Task details: Write out every row below word for word, leaving out the pictures.

Some rows:
────────────────────

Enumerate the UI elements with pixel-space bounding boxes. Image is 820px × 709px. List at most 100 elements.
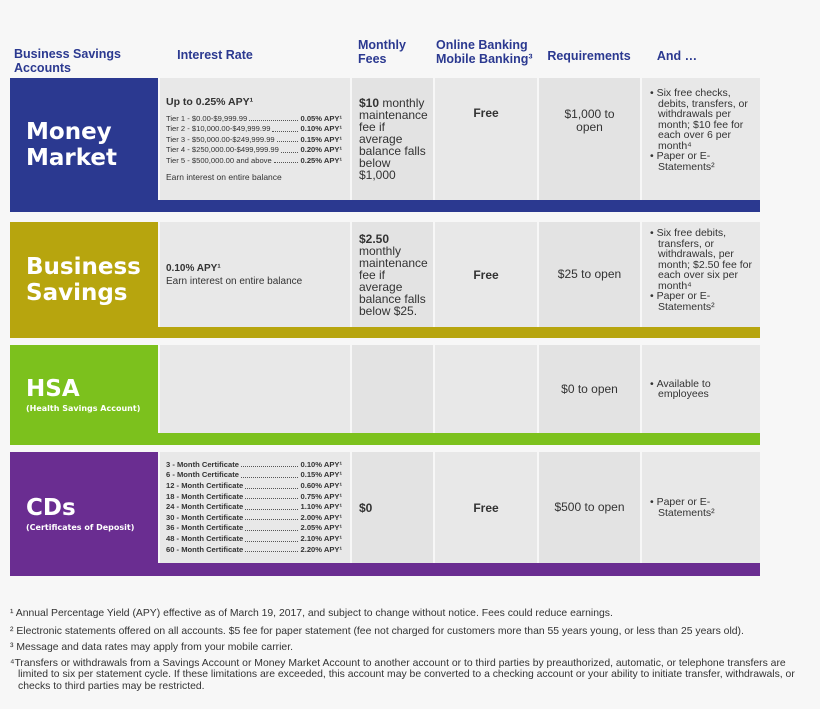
- requirement: $0 to open: [561, 381, 618, 396]
- account-name: CDs: [26, 494, 76, 521]
- cell: Free: [435, 78, 537, 200]
- rate-tier: Tier 5 - $500,000.00 and above 0.25% APY¹: [166, 156, 342, 167]
- tier-rate: 0.15% APY¹: [300, 134, 342, 144]
- rate-tier: 36 - Month Certificate 2.05% APY¹: [166, 523, 342, 534]
- dot-leader: [245, 502, 299, 510]
- dot-leader: [245, 523, 299, 531]
- rate-tier: 24 - Month Certificate 1.10% APY¹: [166, 502, 342, 513]
- cell: $0 to open: [539, 345, 640, 433]
- cell: $10 monthly maintenance fee if average b…: [352, 78, 433, 200]
- requirement: $500 to open: [554, 500, 625, 515]
- online-banking: Free: [473, 267, 499, 282]
- tier-rate: 2.20% APY¹: [300, 544, 342, 554]
- column-header: Requirements: [547, 49, 631, 63]
- tier-rate: 2.05% APY¹: [300, 523, 342, 533]
- footnote: ⁴Transfers or withdrawals from a Savings…: [10, 658, 795, 692]
- column-header: Business Savings Accounts: [14, 47, 121, 76]
- cell: Six free debits, transfers, or withdrawa…: [642, 222, 760, 327]
- account-subtitle: (Certificates of Deposit): [26, 523, 135, 533]
- monthly-fee: $2.50 monthly maintenance fee if average…: [359, 233, 429, 317]
- tier-rate: 0.20% APY¹: [300, 145, 342, 155]
- tier-rate: 0.10% APY¹: [300, 124, 342, 134]
- tier-rate: 0.15% APY¹: [300, 470, 342, 480]
- cell: $25 to open: [539, 222, 640, 327]
- online-banking: Free: [473, 500, 499, 515]
- account-name: Business Savings: [26, 253, 141, 306]
- cell: Free: [435, 452, 537, 563]
- account-name-block: CDs (Certificates of Deposit): [10, 452, 158, 576]
- dot-leader: [245, 513, 299, 521]
- rate-tier: Tier 1 - $0.00-$9,999.99 0.05% APY¹: [166, 114, 342, 125]
- rate-tier: 6 - Month Certificate 0.15% APY¹: [166, 470, 342, 481]
- interest-headline: 0.10% APY¹: [166, 262, 221, 274]
- rate-tier: 3 - Month Certificate 0.10% APY¹: [166, 460, 342, 471]
- tier-rate: 2.00% APY¹: [300, 512, 342, 522]
- interest-note: Earn interest on entire balance: [166, 172, 282, 183]
- requirement: $1,000 to open: [564, 107, 615, 134]
- tier-rate: 0.25% APY¹: [300, 155, 342, 165]
- row-bar: [158, 327, 760, 338]
- tier-label: 48 - Month Certificate: [166, 533, 244, 543]
- column-header: Monthly Fees: [358, 38, 406, 67]
- cell: [160, 345, 350, 433]
- dot-leader: [276, 135, 299, 143]
- fee-text: monthly maintenance fee if average balan…: [359, 96, 428, 182]
- feature-bullet: Paper or E-Statements²: [650, 497, 752, 518]
- cell: Paper or E-Statements²: [642, 452, 760, 563]
- rate-tier: 30 - Month Certificate 2.00% APY¹: [166, 513, 342, 524]
- tier-label: 3 - Month Certificate: [166, 459, 239, 469]
- fee-amount: $2.50: [359, 231, 390, 246]
- cell: $1,000 to open: [539, 78, 640, 200]
- tier-rate: 2.10% APY¹: [300, 533, 342, 543]
- cell: $500 to open: [539, 452, 640, 563]
- cell: $0: [352, 452, 433, 563]
- cell: Available to employees: [642, 345, 760, 433]
- account-name-block: HSA (Health Savings Account): [10, 345, 158, 445]
- tier-rate: 0.10% APY¹: [300, 459, 342, 469]
- account-subtitle: (Health Savings Account): [26, 404, 141, 414]
- tier-label: 24 - Month Certificate: [166, 502, 244, 512]
- monthly-fee: $10 monthly maintenance fee if average b…: [359, 97, 429, 181]
- tier-label: Tier 5 - $500,000.00 and above: [166, 155, 272, 165]
- rate-tier: Tier 2 - $10,000.00-$49,999.99 0.10% APY¹: [166, 124, 342, 135]
- feature-bullet: Available to employees: [650, 378, 752, 400]
- dot-leader: [241, 460, 299, 468]
- rate-tier: 60 - Month Certificate 2.20% APY¹: [166, 545, 342, 556]
- cell: [352, 345, 433, 433]
- dot-leader: [245, 534, 299, 542]
- account-name: Money Market: [26, 118, 118, 171]
- tier-label: 36 - Month Certificate: [166, 523, 244, 533]
- feature-bullet: Paper or E-Statements²: [650, 151, 752, 172]
- interest-headline: Up to 0.25% APY¹: [166, 95, 254, 108]
- column-header: Online Banking Mobile Banking³: [436, 38, 533, 67]
- tier-rate: 0.75% APY¹: [300, 491, 342, 501]
- cell: $2.50 monthly maintenance fee if average…: [352, 222, 433, 327]
- feature-bullet: Six free debits, transfers, or withdrawa…: [650, 228, 752, 291]
- row-bar: [158, 200, 760, 212]
- fee-text: monthly maintenance fee if average balan…: [359, 243, 428, 318]
- feature-bullet: Paper or E-Statements²: [650, 291, 752, 312]
- footnote: ³ Message and data rates may apply from …: [10, 642, 293, 653]
- rate-tier: Tier 3 - $50,000.00-$249,999.99 0.15% APY…: [166, 135, 342, 146]
- rate-tier: Tier 4 - $250,000.00-$499,999.99 0.20% AP…: [166, 145, 342, 156]
- rate-tier: 12 - Month Certificate 0.60% APY¹: [166, 481, 342, 492]
- monthly-fee: $0: [359, 502, 429, 514]
- tier-rate: 0.60% APY¹: [300, 481, 342, 491]
- row-bar: [158, 433, 760, 445]
- tier-rate: 0.05% APY¹: [300, 113, 342, 123]
- online-banking: Free: [473, 106, 499, 120]
- account-name-block: Business Savings: [10, 222, 158, 338]
- cell: Free: [435, 222, 537, 327]
- account-name-block: Money Market: [10, 78, 158, 212]
- dot-leader: [245, 545, 299, 553]
- dot-leader: [272, 124, 299, 132]
- feature-bullet: Six free checks, debits, transfers, or w…: [650, 88, 752, 151]
- fee-amount: $10: [359, 96, 380, 110]
- cell: [435, 345, 537, 433]
- tier-label: 30 - Month Certificate: [166, 512, 244, 522]
- tier-label: Tier 4 - $250,000.00-$499,999.99: [166, 145, 279, 155]
- rate-tier: 18 - Month Certificate 0.75% APY¹: [166, 492, 342, 503]
- tier-rate: 1.10% APY¹: [300, 502, 342, 512]
- interest-note: Earn interest on entire balance: [166, 275, 303, 287]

────────────────────

Answer below:
Enumerate the UI elements with pixel-space bounding boxes. Image is 820px × 709px. List at most 100 elements.
- requirement: $0 to open: [561, 381, 618, 396]
- account-name: CDs: [26, 494, 76, 521]
- cell: Free: [435, 78, 537, 200]
- rate-tier: Tier 5 - $500,000.00 and above 0.25% APY¹: [166, 156, 342, 167]
- tier-rate: 0.15% APY¹: [300, 134, 342, 144]
- rate-tier: 36 - Month Certificate 2.05% APY¹: [166, 523, 342, 534]
- dot-leader: [245, 502, 299, 510]
- dot-leader: [245, 523, 299, 531]
- rate-tier: 24 - Month Certificate 1.10% APY¹: [166, 502, 342, 513]
- cell: $0 to open: [539, 345, 640, 433]
- cell: $10 monthly maintenance fee if average b…: [352, 78, 433, 200]
- requirement: $500 to open: [554, 500, 625, 515]
- online-banking: Free: [473, 267, 499, 282]
- tier-rate: 2.20% APY¹: [300, 544, 342, 554]
- column-header: Requirements: [547, 49, 631, 63]
- tier-rate: 2.05% APY¹: [300, 523, 342, 533]
- footnote: ⁴Transfers or withdrawals from a Savings…: [10, 658, 795, 692]
- column-header: Business Savings Accounts: [14, 47, 121, 76]
- cell: Six free debits, transfers, or withdrawa…: [642, 222, 760, 327]
- account-subtitle: (Certificates of Deposit): [26, 523, 135, 533]
- monthly-fee: $2.50 monthly maintenance fee if average…: [359, 233, 429, 317]
- tier-rate: 0.20% APY¹: [300, 145, 342, 155]
- tier-rate: 0.10% APY¹: [300, 124, 342, 134]
- tier-rate: 0.15% APY¹: [300, 470, 342, 480]
- cell: $25 to open: [539, 222, 640, 327]
- online-banking: Free: [473, 500, 499, 515]
- account-name: Business Savings: [26, 253, 141, 306]
- cell: Free: [435, 452, 537, 563]
- account-name-block: CDs (Certificates of Deposit): [10, 452, 158, 576]
- dot-leader: [245, 513, 299, 521]
- rate-tier: Tier 1 - $0.00-$9,999.99 0.05% APY¹: [166, 114, 342, 125]
- rate-tier: 6 - Month Certificate 0.15% APY¹: [166, 470, 342, 481]
- interest-headline: 0.10% APY¹: [166, 262, 221, 274]
- rate-tier: 3 - Month Certificate 0.10% APY¹: [166, 460, 342, 471]
- tier-rate: 2.00% APY¹: [300, 512, 342, 522]
- interest-note: Earn interest on entire balance: [166, 172, 282, 183]
- requirement: $1,000 to open: [564, 107, 615, 134]
- tier-rate: 0.25% APY¹: [300, 155, 342, 165]
- row-bar: [158, 327, 760, 338]
- tier-label: 48 - Month Certificate: [166, 533, 244, 543]
- column-header: Monthly Fees: [358, 38, 406, 67]
- cell: [160, 345, 350, 433]
- dot-leader: [276, 135, 299, 143]
- fee-text: monthly maintenance fee if average balan…: [359, 96, 428, 182]
- feature-bullet: Paper or E-Statements²: [650, 497, 752, 518]
- cell: Paper or E-Statements²: [642, 452, 760, 563]
- rate-tier: 30 - Month Certificate 2.00% APY¹: [166, 513, 342, 524]
- tier-label: 3 - Month Certificate: [166, 459, 239, 469]
- fee-amount: $2.50: [359, 231, 390, 246]
- cell: $1,000 to open: [539, 78, 640, 200]
- tier-rate: 2.10% APY¹: [300, 533, 342, 543]
- cell: $500 to open: [539, 452, 640, 563]
- cell: $0: [352, 452, 433, 563]
- cell: Available to employees: [642, 345, 760, 433]
- account-name-block: HSA (Health Savings Account): [10, 345, 158, 445]
- tier-rate: 0.10% APY¹: [300, 459, 342, 469]
- account-subtitle: (Health Savings Account): [26, 404, 141, 414]
- tier-label: 24 - Month Certificate: [166, 502, 244, 512]
- monthly-fee: $10 monthly maintenance fee if average b…: [359, 97, 429, 181]
- tier-label: Tier 5 - $500,000.00 and above: [166, 155, 272, 165]
- rate-tier: Tier 2 - $10,000.00-$49,999.99 0.10% APY¹: [166, 124, 342, 135]
- feature-bullet: Available to employees: [650, 378, 752, 400]
- dot-leader: [241, 460, 299, 468]
- rate-tier: 60 - Month Certificate 2.20% APY¹: [166, 545, 342, 556]
- cell: [352, 345, 433, 433]
- dot-leader: [245, 534, 299, 542]
- account-name: Money Market: [26, 118, 118, 171]
- tier-label: 36 - Month Certificate: [166, 523, 244, 533]
- feature-bullet: Paper or E-Statements²: [650, 151, 752, 172]
- interest-headline: Up to 0.25% APY¹: [166, 95, 254, 108]
- column-header: Online Banking Mobile Banking³: [436, 38, 533, 67]
- tier-rate: 0.75% APY¹: [300, 491, 342, 501]
- cell: $2.50 monthly maintenance fee if average…: [352, 222, 433, 327]
- feature-bullet: Six free debits, transfers, or withdrawa…: [650, 228, 752, 291]
- row-bar: [158, 200, 760, 212]
- fee-text: monthly maintenance fee if average balan…: [359, 243, 428, 318]
- feature-bullet: Paper or E-Statements²: [650, 291, 752, 312]
- footnote: ³ Message and data rates may apply from …: [10, 642, 293, 653]
- rate-tier: Tier 3 - $50,000.00-$249,999.99 0.15% APY…: [166, 135, 342, 146]
- rate-tier: Tier 4 - $250,000.00-$499,999.99 0.20% AP…: [166, 145, 342, 156]
- rate-tier: 12 - Month Certificate 0.60% APY¹: [166, 481, 342, 492]
- monthly-fee: $0: [359, 502, 429, 514]
- tier-rate: 0.60% APY¹: [300, 481, 342, 491]
- row-bar: [158, 433, 760, 445]
- tier-rate: 0.05% APY¹: [300, 113, 342, 123]
- online-banking: Free: [473, 106, 499, 120]
- account-name-block: Business Savings: [10, 222, 158, 338]
- cell: Free: [435, 222, 537, 327]
- account-name-block: Money Market: [10, 78, 158, 212]
- dot-leader: [245, 545, 299, 553]
- dot-leader: [272, 124, 299, 132]
- feature-bullet: Six free checks, debits, transfers, or w…: [650, 88, 752, 151]
- fee-amount: $10: [359, 96, 380, 110]
- cell: [435, 345, 537, 433]
- tier-label: 30 - Month Certificate: [166, 512, 244, 522]
- tier-label: Tier 4 - $250,000.00-$499,999.99: [166, 145, 279, 155]
- rate-tier: 18 - Month Certificate 0.75% APY¹: [166, 492, 342, 503]
- tier-rate: 1.10% APY¹: [300, 502, 342, 512]
- interest-note: Earn interest on entire balance: [166, 275, 303, 287]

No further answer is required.